### To be done:
Copy out every line exactly as given.

### Source material:

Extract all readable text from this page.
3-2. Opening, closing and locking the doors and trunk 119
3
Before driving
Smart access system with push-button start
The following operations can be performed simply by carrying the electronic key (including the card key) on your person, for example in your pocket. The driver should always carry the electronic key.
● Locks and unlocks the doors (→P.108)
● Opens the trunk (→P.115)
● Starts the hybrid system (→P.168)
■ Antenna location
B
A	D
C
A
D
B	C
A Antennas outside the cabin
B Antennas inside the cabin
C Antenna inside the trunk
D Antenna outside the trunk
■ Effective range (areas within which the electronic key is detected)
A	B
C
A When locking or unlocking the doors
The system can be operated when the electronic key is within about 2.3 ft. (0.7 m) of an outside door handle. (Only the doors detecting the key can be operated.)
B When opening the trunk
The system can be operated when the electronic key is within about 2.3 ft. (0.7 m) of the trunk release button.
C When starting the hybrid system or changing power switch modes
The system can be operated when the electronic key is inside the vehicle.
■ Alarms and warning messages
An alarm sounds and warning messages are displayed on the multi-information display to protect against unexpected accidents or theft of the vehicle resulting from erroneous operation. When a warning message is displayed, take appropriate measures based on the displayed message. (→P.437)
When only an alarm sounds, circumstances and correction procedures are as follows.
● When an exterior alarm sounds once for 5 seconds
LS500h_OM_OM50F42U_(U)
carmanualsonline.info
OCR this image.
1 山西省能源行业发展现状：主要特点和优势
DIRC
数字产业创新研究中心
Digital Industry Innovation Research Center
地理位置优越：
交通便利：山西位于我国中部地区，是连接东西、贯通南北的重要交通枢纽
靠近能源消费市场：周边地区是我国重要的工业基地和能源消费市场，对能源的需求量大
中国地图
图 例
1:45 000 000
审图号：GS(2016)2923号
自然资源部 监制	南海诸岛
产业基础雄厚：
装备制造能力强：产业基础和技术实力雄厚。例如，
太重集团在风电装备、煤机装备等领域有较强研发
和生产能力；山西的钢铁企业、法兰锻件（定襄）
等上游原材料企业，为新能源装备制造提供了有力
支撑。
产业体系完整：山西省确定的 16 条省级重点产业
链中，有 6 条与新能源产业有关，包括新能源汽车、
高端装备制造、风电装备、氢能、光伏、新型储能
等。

### Answer:
Extract all readable text from this page.
3-2. Opening, closing and locking the doors and trunk 119
3
Before driving
Smart access system with push-button start
The following operations can be performed simply by carrying the electronic key (including the card key) on your person, for example in your pocket. The driver should always carry the electronic key.
● Locks and unlocks the doors (→P.108)
● Opens the trunk (→P.115)
● Starts the hybrid system (→P.168)
■ Antenna location
B
A	D
C
A
D
B	C
A Antennas outside the cabin
B Antennas inside the cabin
C Antenna inside the trunk
D Antenna outside the trunk
■ Effective range (areas within which the electronic key is detected)
A	B
C
A When locking or unlocking the doors
The system can be operated when the electronic key is within about 2.3 ft. (0.7 m) of an outside door handle. (Only the doors detecting the key can be operated.)
B When opening the trunk
The system can be operated when the electronic key is within about 2.3 ft. (0.7 m) of the trunk release button.
C When starting the hybrid system or changing power switch modes
The system can be operated when the electronic key is inside the vehicle.
■ Alarms and warning messages
An alarm sounds and warning messages are displayed on the multi-information display to protect against unexpected accidents or theft of the vehicle resulting from erroneous operation. When a warning message is displayed, take appropriate measures based on the displayed message. (→P.437)
When only an alarm sounds, circumstances and correction procedures are as follows.
● When an exterior alarm sounds once for 5 seconds
LS500h_OM_OM50F42U_(U)
carmanualsonline.info
OCR this image.
1 山西省能源行业发展现状：主要特点和优势
DIRC
数字产业创新研究中心
Digital Industry Innovation Research Center
地理位置优越：
交通便利：山西位于我国中部地区，是连接东西、贯通南北的重要交通枢纽
靠近能源消费市场：周边地区是我国重要的工业基地和能源消费市场，对能源的需求量大
中国地图
图 例
1:45 000 000
审图号：GS(2016)2923号
自然资源部 监制	南海诸岛
产业基础雄厚：
装备制造能力强：产业基础和技术实力雄厚。例如，
太重集团在风电装备、煤机装备等领域有较强研发
和生产能力；山西的钢铁企业、法兰锻件（定襄）
等上游原材料企业，为新能源装备制造提供了有力
支撑。
产业体系完整：山西省确定的 16 条省级重点产业
链中，有 6 条与新能源产业有关，包括新能源汽车、
高端装备制造、风电装备、氢能、光伏、新型储能
等。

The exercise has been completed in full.